GIVEN REQUEST: Every record below should be transcribed exactly. Omit the images.

EXERCISE MATERIAL:
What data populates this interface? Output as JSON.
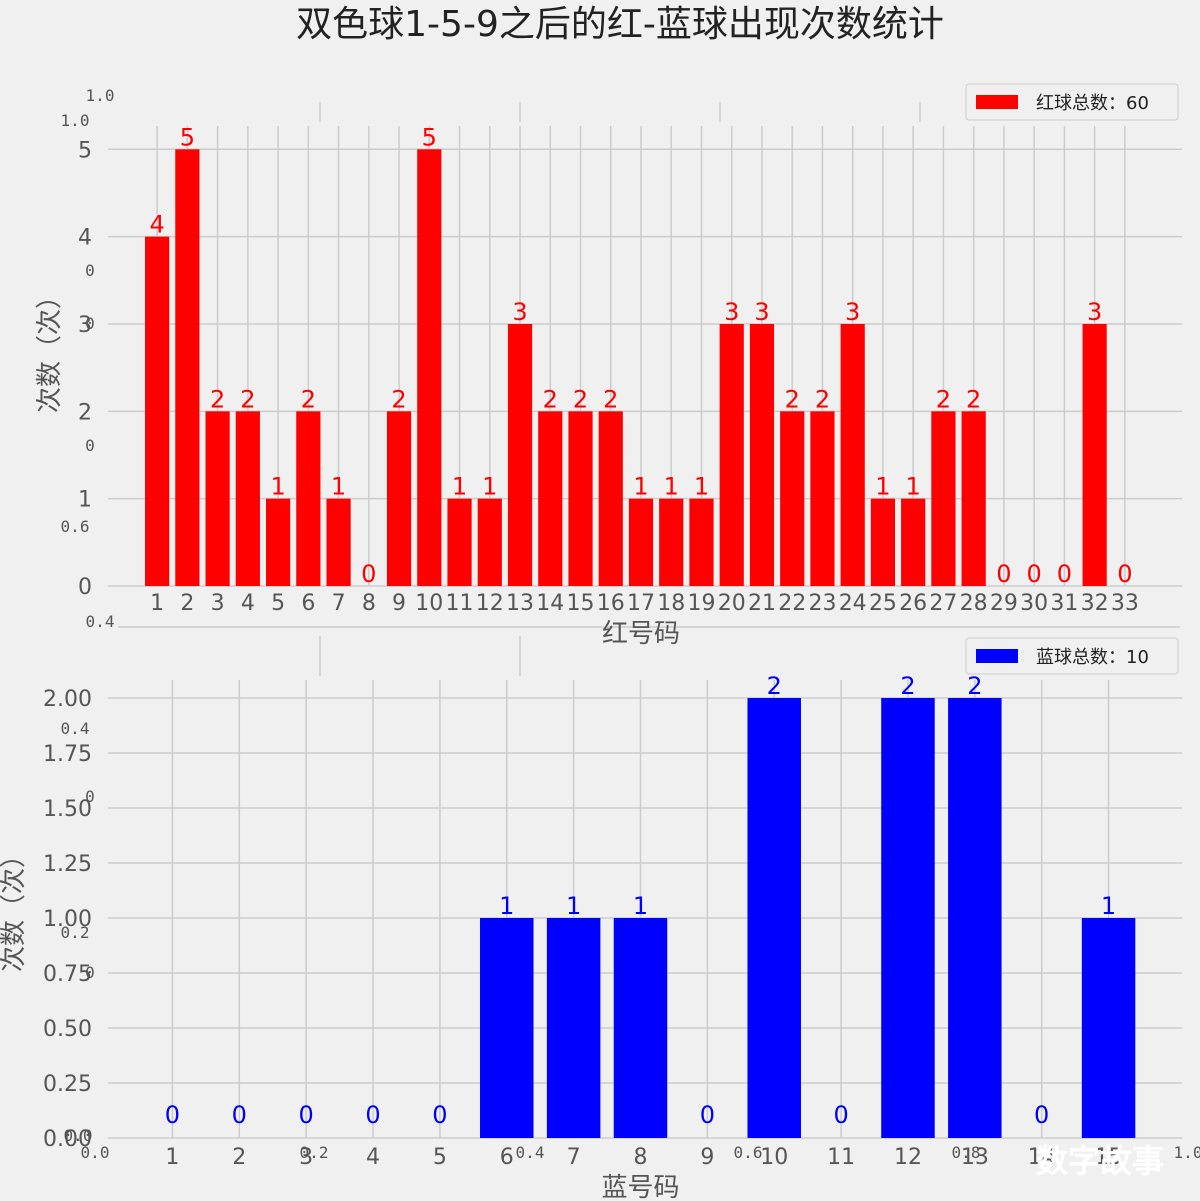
{
  "title": "双色球1-5-9之后的红-蓝球出现次数统计",
  "watermark": "数字故事",
  "ghost_ticks": {
    "left": [
      "1.0",
      "1.0",
      "0",
      "0",
      "0",
      "0.6",
      "0.4",
      "0.4",
      "0",
      "0.2",
      "0",
      "0.0"
    ],
    "bottom": [
      "0.0",
      "0.2",
      "0.4",
      "0.6",
      "0.8",
      "1.0"
    ]
  },
  "chart_data": [
    {
      "type": "bar",
      "title": "",
      "xlabel": "红号码",
      "ylabel": "次数（次）",
      "legend": "红球总数：60",
      "legend_position": "top-right",
      "color": "#ff0000",
      "ylim": [
        0,
        5.45
      ],
      "yticks": [
        "0",
        "1",
        "2",
        "3",
        "4",
        "5"
      ],
      "categories": [
        "1",
        "2",
        "3",
        "4",
        "5",
        "6",
        "7",
        "8",
        "9",
        "10",
        "11",
        "12",
        "13",
        "14",
        "15",
        "16",
        "17",
        "18",
        "19",
        "20",
        "21",
        "22",
        "23",
        "24",
        "25",
        "26",
        "27",
        "28",
        "29",
        "30",
        "31",
        "32",
        "33"
      ],
      "values": [
        4,
        5,
        2,
        2,
        1,
        2,
        1,
        0,
        2,
        5,
        1,
        1,
        3,
        2,
        2,
        2,
        1,
        1,
        1,
        3,
        3,
        2,
        2,
        3,
        1,
        1,
        2,
        2,
        0,
        0,
        0,
        3,
        0
      ],
      "labels": [
        "4",
        "5",
        "2",
        "2",
        "1",
        "2",
        "1",
        "0",
        "2",
        "5",
        "1",
        "1",
        "3",
        "2",
        "2",
        "2",
        "1",
        "1",
        "1",
        "3",
        "3",
        "2",
        "2",
        "3",
        "1",
        "1",
        "2",
        "2",
        "0",
        "0",
        "0",
        "3",
        "0"
      ],
      "grid": true
    },
    {
      "type": "bar",
      "title": "",
      "xlabel": "蓝号码",
      "ylabel": "次数（次）",
      "legend": "蓝球总数：10",
      "legend_position": "top-right",
      "color": "#0000ff",
      "ylim": [
        0,
        2.1
      ],
      "yticks": [
        "0.00",
        "0.25",
        "0.50",
        "0.75",
        "1.00",
        "1.25",
        "1.50",
        "1.75",
        "2.00"
      ],
      "categories": [
        "1",
        "2",
        "3",
        "4",
        "5",
        "6",
        "7",
        "8",
        "9",
        "10",
        "11",
        "12",
        "13",
        "14",
        "15"
      ],
      "values": [
        0,
        0,
        0,
        0,
        0,
        1,
        1,
        1,
        0,
        2,
        0,
        2,
        2,
        0,
        1
      ],
      "labels": [
        "0",
        "0",
        "0",
        "0",
        "0",
        "1",
        "1",
        "1",
        "0",
        "2",
        "0",
        "2",
        "2",
        "0",
        "1"
      ],
      "grid": true
    }
  ]
}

RESPONSE BELOW:
What data populates this interface? Output as JSON.
{
  "title": "双色球1-5-9之后的红-蓝球出现次数统计",
  "watermark": "数字故事",
  "ghost_ticks": {
    "left": [
      "1.0",
      "1.0",
      "0",
      "0",
      "0",
      "0.6",
      "0.4",
      "0.4",
      "0",
      "0.2",
      "0",
      "0.0"
    ],
    "bottom": [
      "0.0",
      "0.2",
      "0.4",
      "0.6",
      "0.8",
      "1.0"
    ]
  },
  "chart_data": [
    {
      "type": "bar",
      "title": "",
      "xlabel": "红号码",
      "ylabel": "次数（次）",
      "legend": "红球总数：60",
      "legend_position": "top-right",
      "color": "#ff0000",
      "ylim": [
        0,
        5.45
      ],
      "yticks": [
        "0",
        "1",
        "2",
        "3",
        "4",
        "5"
      ],
      "categories": [
        "1",
        "2",
        "3",
        "4",
        "5",
        "6",
        "7",
        "8",
        "9",
        "10",
        "11",
        "12",
        "13",
        "14",
        "15",
        "16",
        "17",
        "18",
        "19",
        "20",
        "21",
        "22",
        "23",
        "24",
        "25",
        "26",
        "27",
        "28",
        "29",
        "30",
        "31",
        "32",
        "33"
      ],
      "values": [
        4,
        5,
        2,
        2,
        1,
        2,
        1,
        0,
        2,
        5,
        1,
        1,
        3,
        2,
        2,
        2,
        1,
        1,
        1,
        3,
        3,
        2,
        2,
        3,
        1,
        1,
        2,
        2,
        0,
        0,
        0,
        3,
        0
      ],
      "labels": [
        "4",
        "5",
        "2",
        "2",
        "1",
        "2",
        "1",
        "0",
        "2",
        "5",
        "1",
        "1",
        "3",
        "2",
        "2",
        "2",
        "1",
        "1",
        "1",
        "3",
        "3",
        "2",
        "2",
        "3",
        "1",
        "1",
        "2",
        "2",
        "0",
        "0",
        "0",
        "3",
        "0"
      ],
      "grid": true
    },
    {
      "type": "bar",
      "title": "",
      "xlabel": "蓝号码",
      "ylabel": "次数（次）",
      "legend": "蓝球总数：10",
      "legend_position": "top-right",
      "color": "#0000ff",
      "ylim": [
        0,
        2.1
      ],
      "yticks": [
        "0.00",
        "0.25",
        "0.50",
        "0.75",
        "1.00",
        "1.25",
        "1.50",
        "1.75",
        "2.00"
      ],
      "categories": [
        "1",
        "2",
        "3",
        "4",
        "5",
        "6",
        "7",
        "8",
        "9",
        "10",
        "11",
        "12",
        "13",
        "14",
        "15"
      ],
      "values": [
        0,
        0,
        0,
        0,
        0,
        1,
        1,
        1,
        0,
        2,
        0,
        2,
        2,
        0,
        1
      ],
      "labels": [
        "0",
        "0",
        "0",
        "0",
        "0",
        "1",
        "1",
        "1",
        "0",
        "2",
        "0",
        "2",
        "2",
        "0",
        "1"
      ],
      "grid": true
    }
  ]
}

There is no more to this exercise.